Extracts from a graphics dataset
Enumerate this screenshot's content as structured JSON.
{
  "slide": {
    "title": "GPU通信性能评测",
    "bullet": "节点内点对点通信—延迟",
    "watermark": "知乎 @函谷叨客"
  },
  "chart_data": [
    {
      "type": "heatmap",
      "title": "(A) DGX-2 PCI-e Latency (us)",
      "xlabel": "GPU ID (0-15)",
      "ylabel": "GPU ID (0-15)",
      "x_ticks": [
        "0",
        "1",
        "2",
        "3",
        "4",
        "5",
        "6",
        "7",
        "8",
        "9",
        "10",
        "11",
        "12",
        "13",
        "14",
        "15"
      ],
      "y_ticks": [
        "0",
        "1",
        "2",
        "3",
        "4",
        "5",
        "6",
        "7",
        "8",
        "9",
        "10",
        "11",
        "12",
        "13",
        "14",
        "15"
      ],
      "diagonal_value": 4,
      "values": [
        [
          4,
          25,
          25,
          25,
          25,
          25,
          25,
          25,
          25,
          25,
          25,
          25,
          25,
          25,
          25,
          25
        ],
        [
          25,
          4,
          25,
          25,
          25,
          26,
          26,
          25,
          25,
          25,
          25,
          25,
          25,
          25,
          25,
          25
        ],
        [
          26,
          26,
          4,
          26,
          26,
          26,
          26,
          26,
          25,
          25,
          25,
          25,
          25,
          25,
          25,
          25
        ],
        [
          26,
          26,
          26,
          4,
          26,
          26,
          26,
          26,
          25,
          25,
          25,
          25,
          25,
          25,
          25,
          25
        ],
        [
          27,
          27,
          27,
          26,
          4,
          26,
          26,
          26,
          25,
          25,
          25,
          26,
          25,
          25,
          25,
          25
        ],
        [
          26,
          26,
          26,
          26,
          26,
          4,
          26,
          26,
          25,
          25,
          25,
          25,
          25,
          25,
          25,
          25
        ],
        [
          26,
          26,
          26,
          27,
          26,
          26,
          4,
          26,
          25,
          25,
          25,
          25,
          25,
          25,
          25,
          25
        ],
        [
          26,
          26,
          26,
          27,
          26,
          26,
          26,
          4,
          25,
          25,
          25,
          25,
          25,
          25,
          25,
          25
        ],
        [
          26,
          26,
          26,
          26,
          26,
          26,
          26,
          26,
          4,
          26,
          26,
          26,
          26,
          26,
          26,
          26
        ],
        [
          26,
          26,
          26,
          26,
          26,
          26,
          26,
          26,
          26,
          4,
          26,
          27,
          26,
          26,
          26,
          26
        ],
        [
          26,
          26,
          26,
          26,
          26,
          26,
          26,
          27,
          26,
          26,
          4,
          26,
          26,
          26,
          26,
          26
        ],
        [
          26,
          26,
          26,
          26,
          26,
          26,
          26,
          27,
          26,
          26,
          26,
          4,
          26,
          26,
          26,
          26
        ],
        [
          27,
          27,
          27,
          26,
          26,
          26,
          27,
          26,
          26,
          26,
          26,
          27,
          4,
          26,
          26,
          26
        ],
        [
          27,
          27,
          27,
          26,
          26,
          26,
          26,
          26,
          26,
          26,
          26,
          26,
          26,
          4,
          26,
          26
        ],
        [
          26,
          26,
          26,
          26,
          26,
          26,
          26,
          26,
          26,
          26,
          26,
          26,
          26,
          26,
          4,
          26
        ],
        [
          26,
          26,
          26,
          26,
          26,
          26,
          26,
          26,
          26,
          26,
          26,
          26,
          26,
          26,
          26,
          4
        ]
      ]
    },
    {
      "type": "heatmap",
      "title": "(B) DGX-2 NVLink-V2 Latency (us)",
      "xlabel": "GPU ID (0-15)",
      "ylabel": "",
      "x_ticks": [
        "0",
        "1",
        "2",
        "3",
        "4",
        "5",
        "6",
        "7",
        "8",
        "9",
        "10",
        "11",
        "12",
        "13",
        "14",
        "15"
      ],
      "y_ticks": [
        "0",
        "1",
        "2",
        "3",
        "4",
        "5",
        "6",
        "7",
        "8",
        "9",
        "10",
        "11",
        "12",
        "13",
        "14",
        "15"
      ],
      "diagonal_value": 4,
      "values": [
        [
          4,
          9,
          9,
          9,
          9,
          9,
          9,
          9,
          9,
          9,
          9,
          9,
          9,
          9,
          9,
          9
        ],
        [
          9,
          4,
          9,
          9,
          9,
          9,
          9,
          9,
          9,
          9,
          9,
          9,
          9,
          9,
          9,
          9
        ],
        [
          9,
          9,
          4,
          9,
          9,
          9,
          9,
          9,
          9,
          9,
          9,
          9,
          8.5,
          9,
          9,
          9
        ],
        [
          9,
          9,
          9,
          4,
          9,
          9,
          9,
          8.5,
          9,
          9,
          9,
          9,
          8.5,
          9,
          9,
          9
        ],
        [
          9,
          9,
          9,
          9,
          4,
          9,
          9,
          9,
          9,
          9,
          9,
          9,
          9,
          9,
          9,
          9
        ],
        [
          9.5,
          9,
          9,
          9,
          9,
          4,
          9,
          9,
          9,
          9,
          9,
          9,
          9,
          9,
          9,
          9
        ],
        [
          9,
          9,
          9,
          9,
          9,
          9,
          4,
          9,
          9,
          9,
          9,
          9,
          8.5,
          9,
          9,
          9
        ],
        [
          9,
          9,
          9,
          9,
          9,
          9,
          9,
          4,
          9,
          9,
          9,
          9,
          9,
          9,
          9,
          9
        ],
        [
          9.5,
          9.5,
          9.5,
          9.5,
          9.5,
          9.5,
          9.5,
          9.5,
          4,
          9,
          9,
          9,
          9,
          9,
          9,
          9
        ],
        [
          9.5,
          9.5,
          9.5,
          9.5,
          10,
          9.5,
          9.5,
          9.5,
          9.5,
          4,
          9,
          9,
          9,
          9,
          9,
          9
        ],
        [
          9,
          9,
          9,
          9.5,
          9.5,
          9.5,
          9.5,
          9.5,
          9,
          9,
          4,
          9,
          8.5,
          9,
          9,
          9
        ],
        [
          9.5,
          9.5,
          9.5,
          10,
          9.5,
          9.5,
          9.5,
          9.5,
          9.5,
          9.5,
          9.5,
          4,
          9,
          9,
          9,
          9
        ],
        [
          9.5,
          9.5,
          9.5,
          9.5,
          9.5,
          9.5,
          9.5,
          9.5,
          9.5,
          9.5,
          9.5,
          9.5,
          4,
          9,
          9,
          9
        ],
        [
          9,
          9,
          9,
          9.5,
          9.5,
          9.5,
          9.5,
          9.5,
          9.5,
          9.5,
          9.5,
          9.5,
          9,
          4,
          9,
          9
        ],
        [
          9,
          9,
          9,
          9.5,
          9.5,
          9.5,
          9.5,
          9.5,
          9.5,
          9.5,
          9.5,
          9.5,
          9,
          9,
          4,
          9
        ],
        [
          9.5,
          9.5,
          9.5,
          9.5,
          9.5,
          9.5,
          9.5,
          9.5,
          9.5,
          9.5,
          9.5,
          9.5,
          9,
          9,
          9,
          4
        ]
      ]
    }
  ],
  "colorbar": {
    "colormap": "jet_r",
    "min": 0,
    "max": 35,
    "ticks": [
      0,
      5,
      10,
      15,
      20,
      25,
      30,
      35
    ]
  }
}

▸ Short exercise:
Lines that include the word "title" — how many are there in the data? Answer with the number alone.

▸ Reply to the exercise:
3